■ INSTRUCTION ■
Extract the full listing below without altering a single character.

■ RECORDS FOR PROCESSING ■

╭──

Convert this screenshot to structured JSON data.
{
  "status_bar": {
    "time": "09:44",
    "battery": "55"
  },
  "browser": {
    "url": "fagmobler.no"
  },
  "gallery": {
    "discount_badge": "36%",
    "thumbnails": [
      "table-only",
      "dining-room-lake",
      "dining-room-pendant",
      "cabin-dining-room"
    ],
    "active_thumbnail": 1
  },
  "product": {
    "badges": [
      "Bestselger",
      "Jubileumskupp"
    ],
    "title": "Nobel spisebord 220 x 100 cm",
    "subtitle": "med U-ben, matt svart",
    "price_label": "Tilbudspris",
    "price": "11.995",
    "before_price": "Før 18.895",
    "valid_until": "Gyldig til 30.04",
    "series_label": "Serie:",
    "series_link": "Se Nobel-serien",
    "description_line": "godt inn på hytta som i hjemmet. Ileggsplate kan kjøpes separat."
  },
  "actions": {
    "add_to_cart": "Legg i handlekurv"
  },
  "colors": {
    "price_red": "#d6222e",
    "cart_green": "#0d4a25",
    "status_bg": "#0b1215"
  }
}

╰──

■ RESULT ■
Convert this screenshot to structured JSON data.
{
  "status_bar": {
    "time": "09:44",
    "battery": "55"
  },
  "browser": {
    "url": "fagmobler.no"
  },
  "gallery": {
    "discount_badge": "36%",
    "thumbnails": [
      "table-only",
      "dining-room-lake",
      "dining-room-pendant",
      "cabin-dining-room"
    ],
    "active_thumbnail": 1
  },
  "product": {
    "badges": [
      "Bestselger",
      "Jubileumskupp"
    ],
    "title": "Nobel spisebord 220 x 100 cm",
    "subtitle": "med U-ben, matt svart",
    "price_label": "Tilbudspris",
    "price": "11.995",
    "before_price": "Før 18.895",
    "valid_until": "Gyldig til 30.04",
    "series_label": "Serie:",
    "series_link": "Se Nobel-serien",
    "description_line": "godt inn på hytta som i hjemmet. Ileggsplate kan kjøpes separat."
  },
  "actions": {
    "add_to_cart": "Legg i handlekurv"
  },
  "colors": {
    "price_red": "#d6222e",
    "cart_green": "#0d4a25",
    "status_bg": "#0b1215"
  }
}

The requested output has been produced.